Dataset excerpt

:::

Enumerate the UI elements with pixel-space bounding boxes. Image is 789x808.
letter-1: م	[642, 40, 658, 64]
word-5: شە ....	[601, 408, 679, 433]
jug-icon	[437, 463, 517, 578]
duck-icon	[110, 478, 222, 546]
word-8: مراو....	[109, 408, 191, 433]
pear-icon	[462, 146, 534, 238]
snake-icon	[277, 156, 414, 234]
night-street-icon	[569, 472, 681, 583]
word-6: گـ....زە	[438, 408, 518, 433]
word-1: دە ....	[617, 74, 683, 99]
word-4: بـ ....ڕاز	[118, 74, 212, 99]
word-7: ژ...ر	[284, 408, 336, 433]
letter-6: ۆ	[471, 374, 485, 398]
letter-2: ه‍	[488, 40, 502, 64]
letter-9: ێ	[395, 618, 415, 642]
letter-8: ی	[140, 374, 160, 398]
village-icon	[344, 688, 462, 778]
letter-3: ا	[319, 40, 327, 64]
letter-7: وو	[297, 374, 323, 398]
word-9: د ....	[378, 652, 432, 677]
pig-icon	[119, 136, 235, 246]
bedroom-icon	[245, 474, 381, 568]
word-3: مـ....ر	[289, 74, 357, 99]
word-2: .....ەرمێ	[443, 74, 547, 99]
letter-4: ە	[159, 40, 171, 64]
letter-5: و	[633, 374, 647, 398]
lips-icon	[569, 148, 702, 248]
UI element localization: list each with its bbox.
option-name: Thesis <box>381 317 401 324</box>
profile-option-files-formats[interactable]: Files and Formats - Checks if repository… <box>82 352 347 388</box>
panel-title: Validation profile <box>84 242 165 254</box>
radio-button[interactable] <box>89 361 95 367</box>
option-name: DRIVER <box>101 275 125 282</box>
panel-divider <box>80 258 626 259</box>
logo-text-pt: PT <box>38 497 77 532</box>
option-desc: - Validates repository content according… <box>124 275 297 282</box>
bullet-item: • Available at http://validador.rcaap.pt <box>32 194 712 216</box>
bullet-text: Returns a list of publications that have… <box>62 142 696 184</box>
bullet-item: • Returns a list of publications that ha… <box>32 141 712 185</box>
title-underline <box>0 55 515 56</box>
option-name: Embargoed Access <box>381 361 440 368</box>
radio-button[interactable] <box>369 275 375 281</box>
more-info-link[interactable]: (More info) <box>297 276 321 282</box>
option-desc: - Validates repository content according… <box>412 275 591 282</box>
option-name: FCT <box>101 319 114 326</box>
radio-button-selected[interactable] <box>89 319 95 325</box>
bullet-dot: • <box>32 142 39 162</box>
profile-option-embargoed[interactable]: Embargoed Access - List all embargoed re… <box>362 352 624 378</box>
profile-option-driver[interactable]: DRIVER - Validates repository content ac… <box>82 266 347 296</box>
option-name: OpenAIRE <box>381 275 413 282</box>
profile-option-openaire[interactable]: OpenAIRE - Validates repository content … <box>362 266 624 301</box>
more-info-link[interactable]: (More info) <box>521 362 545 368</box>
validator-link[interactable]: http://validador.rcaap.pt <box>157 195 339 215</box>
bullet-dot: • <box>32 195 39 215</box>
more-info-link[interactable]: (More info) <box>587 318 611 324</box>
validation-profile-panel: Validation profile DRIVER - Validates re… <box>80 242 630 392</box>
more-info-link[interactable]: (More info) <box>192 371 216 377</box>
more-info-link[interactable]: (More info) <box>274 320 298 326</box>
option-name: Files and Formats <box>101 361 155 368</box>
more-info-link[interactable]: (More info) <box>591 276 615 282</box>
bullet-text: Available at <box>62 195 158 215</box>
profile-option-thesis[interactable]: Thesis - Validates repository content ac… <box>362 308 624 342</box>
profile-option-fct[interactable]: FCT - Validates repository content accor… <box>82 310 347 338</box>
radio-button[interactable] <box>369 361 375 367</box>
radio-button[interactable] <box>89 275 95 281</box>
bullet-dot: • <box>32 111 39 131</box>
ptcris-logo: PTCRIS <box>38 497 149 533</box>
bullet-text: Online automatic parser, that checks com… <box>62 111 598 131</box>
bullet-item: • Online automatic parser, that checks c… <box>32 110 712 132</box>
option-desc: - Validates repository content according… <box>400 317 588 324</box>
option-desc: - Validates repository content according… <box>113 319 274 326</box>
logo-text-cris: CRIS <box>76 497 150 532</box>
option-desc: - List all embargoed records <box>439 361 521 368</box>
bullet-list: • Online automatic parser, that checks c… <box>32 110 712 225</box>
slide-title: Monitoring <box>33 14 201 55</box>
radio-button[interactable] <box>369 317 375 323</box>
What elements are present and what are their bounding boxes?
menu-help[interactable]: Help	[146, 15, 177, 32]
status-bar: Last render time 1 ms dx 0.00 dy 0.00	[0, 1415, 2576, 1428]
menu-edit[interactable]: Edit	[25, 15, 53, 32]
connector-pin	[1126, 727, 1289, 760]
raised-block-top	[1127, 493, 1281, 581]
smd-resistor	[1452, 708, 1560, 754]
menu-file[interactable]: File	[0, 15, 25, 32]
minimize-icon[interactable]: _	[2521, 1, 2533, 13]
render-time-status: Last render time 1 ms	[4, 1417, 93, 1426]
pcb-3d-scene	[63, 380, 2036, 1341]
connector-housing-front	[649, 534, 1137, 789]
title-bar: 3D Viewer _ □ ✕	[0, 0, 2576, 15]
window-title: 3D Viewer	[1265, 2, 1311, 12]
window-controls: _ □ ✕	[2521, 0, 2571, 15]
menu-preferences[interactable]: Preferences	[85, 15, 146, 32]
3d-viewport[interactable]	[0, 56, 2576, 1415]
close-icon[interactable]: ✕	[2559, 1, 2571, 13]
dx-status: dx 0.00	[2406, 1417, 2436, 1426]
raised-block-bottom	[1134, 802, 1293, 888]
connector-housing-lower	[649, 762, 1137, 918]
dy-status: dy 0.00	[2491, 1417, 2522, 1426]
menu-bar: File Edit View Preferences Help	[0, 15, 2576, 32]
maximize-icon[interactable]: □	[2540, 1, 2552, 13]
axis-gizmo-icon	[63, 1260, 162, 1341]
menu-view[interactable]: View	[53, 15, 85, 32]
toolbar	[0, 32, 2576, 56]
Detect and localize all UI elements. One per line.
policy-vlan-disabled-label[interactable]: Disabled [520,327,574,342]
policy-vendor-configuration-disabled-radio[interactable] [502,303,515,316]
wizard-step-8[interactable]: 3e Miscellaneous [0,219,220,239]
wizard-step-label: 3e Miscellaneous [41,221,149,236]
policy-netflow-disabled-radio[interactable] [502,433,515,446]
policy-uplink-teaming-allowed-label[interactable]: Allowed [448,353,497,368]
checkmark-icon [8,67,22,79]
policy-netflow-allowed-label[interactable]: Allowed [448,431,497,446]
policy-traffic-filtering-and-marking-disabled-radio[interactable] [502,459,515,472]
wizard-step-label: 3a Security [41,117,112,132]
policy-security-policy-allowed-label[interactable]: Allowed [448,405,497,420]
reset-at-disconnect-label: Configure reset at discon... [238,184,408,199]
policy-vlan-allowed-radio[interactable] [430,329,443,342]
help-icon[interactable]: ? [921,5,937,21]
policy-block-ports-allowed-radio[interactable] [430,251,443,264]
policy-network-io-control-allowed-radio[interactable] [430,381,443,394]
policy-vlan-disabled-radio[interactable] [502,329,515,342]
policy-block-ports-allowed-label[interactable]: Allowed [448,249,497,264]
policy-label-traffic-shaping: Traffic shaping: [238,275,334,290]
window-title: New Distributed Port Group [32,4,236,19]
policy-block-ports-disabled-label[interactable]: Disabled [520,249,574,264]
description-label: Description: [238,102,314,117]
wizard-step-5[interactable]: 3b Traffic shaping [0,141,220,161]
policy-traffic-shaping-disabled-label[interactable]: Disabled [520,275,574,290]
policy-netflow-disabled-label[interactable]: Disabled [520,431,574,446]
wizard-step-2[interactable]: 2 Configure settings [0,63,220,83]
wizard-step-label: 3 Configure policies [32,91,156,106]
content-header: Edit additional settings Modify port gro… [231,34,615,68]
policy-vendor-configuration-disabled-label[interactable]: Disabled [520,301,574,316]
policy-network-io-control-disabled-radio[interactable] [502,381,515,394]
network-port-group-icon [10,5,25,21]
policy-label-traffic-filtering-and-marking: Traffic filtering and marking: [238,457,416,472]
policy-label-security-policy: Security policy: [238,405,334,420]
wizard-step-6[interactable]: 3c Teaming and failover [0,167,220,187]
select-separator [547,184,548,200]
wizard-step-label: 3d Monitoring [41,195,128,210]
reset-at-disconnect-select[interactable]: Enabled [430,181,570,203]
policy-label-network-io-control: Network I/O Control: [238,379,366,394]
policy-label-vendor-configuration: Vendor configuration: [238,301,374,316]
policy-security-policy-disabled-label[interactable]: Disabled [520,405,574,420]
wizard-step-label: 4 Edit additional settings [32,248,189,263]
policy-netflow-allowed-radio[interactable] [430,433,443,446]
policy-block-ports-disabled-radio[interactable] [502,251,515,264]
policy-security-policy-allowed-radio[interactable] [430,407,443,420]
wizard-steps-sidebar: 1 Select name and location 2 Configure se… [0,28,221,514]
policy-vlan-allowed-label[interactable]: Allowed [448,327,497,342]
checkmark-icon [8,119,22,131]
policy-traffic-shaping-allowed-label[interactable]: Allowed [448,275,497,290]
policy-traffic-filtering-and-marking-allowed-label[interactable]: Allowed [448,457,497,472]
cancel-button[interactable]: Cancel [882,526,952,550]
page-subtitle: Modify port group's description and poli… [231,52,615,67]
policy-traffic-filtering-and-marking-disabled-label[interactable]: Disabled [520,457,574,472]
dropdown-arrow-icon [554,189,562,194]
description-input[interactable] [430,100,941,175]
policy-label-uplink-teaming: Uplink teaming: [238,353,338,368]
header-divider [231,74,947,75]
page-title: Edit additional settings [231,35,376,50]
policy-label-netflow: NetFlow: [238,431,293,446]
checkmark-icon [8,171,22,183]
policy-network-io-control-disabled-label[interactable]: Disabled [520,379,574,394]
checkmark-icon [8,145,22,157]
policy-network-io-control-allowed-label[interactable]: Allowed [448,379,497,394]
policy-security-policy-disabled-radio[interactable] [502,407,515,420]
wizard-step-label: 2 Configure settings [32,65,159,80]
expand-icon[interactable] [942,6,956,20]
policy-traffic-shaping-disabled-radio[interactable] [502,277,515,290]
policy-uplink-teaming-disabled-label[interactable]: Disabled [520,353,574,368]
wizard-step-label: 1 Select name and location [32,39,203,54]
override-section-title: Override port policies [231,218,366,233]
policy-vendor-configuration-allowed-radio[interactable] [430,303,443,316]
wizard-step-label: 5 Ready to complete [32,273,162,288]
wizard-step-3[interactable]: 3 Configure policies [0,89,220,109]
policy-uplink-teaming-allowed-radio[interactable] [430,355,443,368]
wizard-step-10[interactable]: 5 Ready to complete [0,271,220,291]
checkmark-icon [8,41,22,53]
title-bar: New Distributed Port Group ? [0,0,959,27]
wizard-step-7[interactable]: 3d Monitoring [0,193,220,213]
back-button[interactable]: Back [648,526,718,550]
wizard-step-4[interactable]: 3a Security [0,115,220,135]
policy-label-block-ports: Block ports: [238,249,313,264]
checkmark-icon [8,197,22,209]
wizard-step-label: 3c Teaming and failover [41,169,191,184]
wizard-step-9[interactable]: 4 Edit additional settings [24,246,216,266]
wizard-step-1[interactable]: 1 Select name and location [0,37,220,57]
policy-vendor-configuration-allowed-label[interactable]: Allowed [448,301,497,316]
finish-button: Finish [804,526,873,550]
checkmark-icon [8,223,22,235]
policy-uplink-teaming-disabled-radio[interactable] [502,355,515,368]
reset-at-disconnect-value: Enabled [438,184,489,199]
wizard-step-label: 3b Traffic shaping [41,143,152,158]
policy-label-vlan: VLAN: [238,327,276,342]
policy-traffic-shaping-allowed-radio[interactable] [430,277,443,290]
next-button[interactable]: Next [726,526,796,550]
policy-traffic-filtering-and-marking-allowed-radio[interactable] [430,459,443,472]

:::

## PROBLEM TO WORK ON
Write out the data above word for word, from its first line up to and including the line containing "408, 518, 433]".

## RESPONSE TO THE EXERCISE
Enumerate the UI elements with pixel-space bounding boxes. Image is 789x808.
letter-1: م	[642, 40, 658, 64]
word-5: شە ....	[601, 408, 679, 433]
jug-icon	[437, 463, 517, 578]
duck-icon	[110, 478, 222, 546]
word-8: مراو....	[109, 408, 191, 433]
pear-icon	[462, 146, 534, 238]
snake-icon	[277, 156, 414, 234]
night-street-icon	[569, 472, 681, 583]
word-6: گـ....زە	[438, 408, 518, 433]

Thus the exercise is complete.